- Challenge
Write out the records again, exactly, leaving none out.

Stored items
'''

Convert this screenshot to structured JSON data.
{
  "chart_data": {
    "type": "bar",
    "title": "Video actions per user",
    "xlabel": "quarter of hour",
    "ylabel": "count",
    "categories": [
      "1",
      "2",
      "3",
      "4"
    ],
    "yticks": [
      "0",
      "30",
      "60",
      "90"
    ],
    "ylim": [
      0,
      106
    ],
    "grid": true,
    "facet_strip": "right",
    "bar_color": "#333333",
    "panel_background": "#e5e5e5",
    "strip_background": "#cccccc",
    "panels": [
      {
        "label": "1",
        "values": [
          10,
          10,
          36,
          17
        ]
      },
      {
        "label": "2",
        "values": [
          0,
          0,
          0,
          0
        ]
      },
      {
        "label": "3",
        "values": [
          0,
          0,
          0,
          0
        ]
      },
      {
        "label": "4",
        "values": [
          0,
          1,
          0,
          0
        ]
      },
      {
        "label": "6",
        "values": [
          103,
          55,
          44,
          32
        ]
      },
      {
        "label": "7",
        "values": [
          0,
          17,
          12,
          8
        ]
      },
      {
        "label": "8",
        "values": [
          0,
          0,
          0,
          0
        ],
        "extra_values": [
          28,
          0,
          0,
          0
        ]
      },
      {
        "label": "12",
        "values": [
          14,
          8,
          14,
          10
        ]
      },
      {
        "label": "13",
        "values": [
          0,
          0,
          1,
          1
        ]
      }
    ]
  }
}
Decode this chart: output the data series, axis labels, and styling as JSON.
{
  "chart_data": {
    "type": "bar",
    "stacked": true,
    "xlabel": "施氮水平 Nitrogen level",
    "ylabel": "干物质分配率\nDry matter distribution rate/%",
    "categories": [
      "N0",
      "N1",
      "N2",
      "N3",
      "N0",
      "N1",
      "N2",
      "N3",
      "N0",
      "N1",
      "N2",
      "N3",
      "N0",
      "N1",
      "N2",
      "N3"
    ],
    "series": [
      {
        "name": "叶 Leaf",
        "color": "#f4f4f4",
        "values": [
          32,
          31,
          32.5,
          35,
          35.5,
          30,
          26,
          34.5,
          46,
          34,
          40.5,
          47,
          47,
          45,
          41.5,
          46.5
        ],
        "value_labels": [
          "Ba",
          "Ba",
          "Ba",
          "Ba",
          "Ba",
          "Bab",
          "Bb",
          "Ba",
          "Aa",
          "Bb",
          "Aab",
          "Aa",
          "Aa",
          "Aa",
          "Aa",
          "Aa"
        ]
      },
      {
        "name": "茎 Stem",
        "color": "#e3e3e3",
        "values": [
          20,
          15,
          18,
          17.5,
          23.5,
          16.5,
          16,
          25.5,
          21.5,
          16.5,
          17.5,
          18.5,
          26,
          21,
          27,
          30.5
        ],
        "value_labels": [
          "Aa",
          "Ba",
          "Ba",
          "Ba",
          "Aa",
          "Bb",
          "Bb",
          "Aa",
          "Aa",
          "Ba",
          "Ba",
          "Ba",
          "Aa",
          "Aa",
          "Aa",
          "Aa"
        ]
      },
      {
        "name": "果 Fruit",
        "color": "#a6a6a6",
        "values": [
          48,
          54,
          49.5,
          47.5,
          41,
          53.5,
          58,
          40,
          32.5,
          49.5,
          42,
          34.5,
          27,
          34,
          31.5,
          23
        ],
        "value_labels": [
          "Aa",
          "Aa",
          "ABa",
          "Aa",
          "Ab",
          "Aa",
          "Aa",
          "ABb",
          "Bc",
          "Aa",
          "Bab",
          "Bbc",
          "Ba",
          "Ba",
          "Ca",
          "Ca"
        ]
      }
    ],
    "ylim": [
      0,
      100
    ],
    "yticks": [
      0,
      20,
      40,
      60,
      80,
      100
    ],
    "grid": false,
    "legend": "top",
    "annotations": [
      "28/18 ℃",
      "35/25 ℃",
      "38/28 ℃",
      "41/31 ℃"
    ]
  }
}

'''

- Exercise output
Convert this screenshot to structured JSON data.
{
  "chart_data": {
    "type": "bar",
    "title": "Video actions per user",
    "xlabel": "quarter of hour",
    "ylabel": "count",
    "categories": [
      "1",
      "2",
      "3",
      "4"
    ],
    "yticks": [
      "0",
      "30",
      "60",
      "90"
    ],
    "ylim": [
      0,
      106
    ],
    "grid": true,
    "facet_strip": "right",
    "bar_color": "#333333",
    "panel_background": "#e5e5e5",
    "strip_background": "#cccccc",
    "panels": [
      {
        "label": "1",
        "values": [
          10,
          10,
          36,
          17
        ]
      },
      {
        "label": "2",
        "values": [
          0,
          0,
          0,
          0
        ]
      },
      {
        "label": "3",
        "values": [
          0,
          0,
          0,
          0
        ]
      },
      {
        "label": "4",
        "values": [
          0,
          1,
          0,
          0
        ]
      },
      {
        "label": "6",
        "values": [
          103,
          55,
          44,
          32
        ]
      },
      {
        "label": "7",
        "values": [
          0,
          17,
          12,
          8
        ]
      },
      {
        "label": "8",
        "values": [
          0,
          0,
          0,
          0
        ],
        "extra_values": [
          28,
          0,
          0,
          0
        ]
      },
      {
        "label": "12",
        "values": [
          14,
          8,
          14,
          10
        ]
      },
      {
        "label": "13",
        "values": [
          0,
          0,
          1,
          1
        ]
      }
    ]
  }
}
Decode this chart: output the data series, axis labels, and styling as JSON.
{
  "chart_data": {
    "type": "bar",
    "stacked": true,
    "xlabel": "施氮水平 Nitrogen level",
    "ylabel": "干物质分配率\nDry matter distribution rate/%",
    "categories": [
      "N0",
      "N1",
      "N2",
      "N3",
      "N0",
      "N1",
      "N2",
      "N3",
      "N0",
      "N1",
      "N2",
      "N3",
      "N0",
      "N1",
      "N2",
      "N3"
    ],
    "series": [
      {
        "name": "叶 Leaf",
        "color": "#f4f4f4",
        "values": [
          32,
          31,
          32.5,
          35,
          35.5,
          30,
          26,
          34.5,
          46,
          34,
          40.5,
          47,
          47,
          45,
          41.5,
          46.5
        ],
        "value_labels": [
          "Ba",
          "Ba",
          "Ba",
          "Ba",
          "Ba",
          "Bab",
          "Bb",
          "Ba",
          "Aa",
          "Bb",
          "Aab",
          "Aa",
          "Aa",
          "Aa",
          "Aa",
          "Aa"
        ]
      },
      {
        "name": "茎 Stem",
        "color": "#e3e3e3",
        "values": [
          20,
          15,
          18,
          17.5,
          23.5,
          16.5,
          16,
          25.5,
          21.5,
          16.5,
          17.5,
          18.5,
          26,
          21,
          27,
          30.5
        ],
        "value_labels": [
          "Aa",
          "Ba",
          "Ba",
          "Ba",
          "Aa",
          "Bb",
          "Bb",
          "Aa",
          "Aa",
          "Ba",
          "Ba",
          "Ba",
          "Aa",
          "Aa",
          "Aa",
          "Aa"
        ]
      },
      {
        "name": "果 Fruit",
        "color": "#a6a6a6",
        "values": [
          48,
          54,
          49.5,
          47.5,
          41,
          53.5,
          58,
          40,
          32.5,
          49.5,
          42,
          34.5,
          27,
          34,
          31.5,
          23
        ],
        "value_labels": [
          "Aa",
          "Aa",
          "ABa",
          "Aa",
          "Ab",
          "Aa",
          "Aa",
          "ABb",
          "Bc",
          "Aa",
          "Bab",
          "Bbc",
          "Ba",
          "Ba",
          "Ca",
          "Ca"
        ]
      }
    ],
    "ylim": [
      0,
      100
    ],
    "yticks": [
      0,
      20,
      40,
      60,
      80,
      100
    ],
    "grid": false,
    "legend": "top",
    "annotations": [
      "28/18 ℃",
      "35/25 ℃",
      "38/28 ℃",
      "41/31 ℃"
    ]
  }
}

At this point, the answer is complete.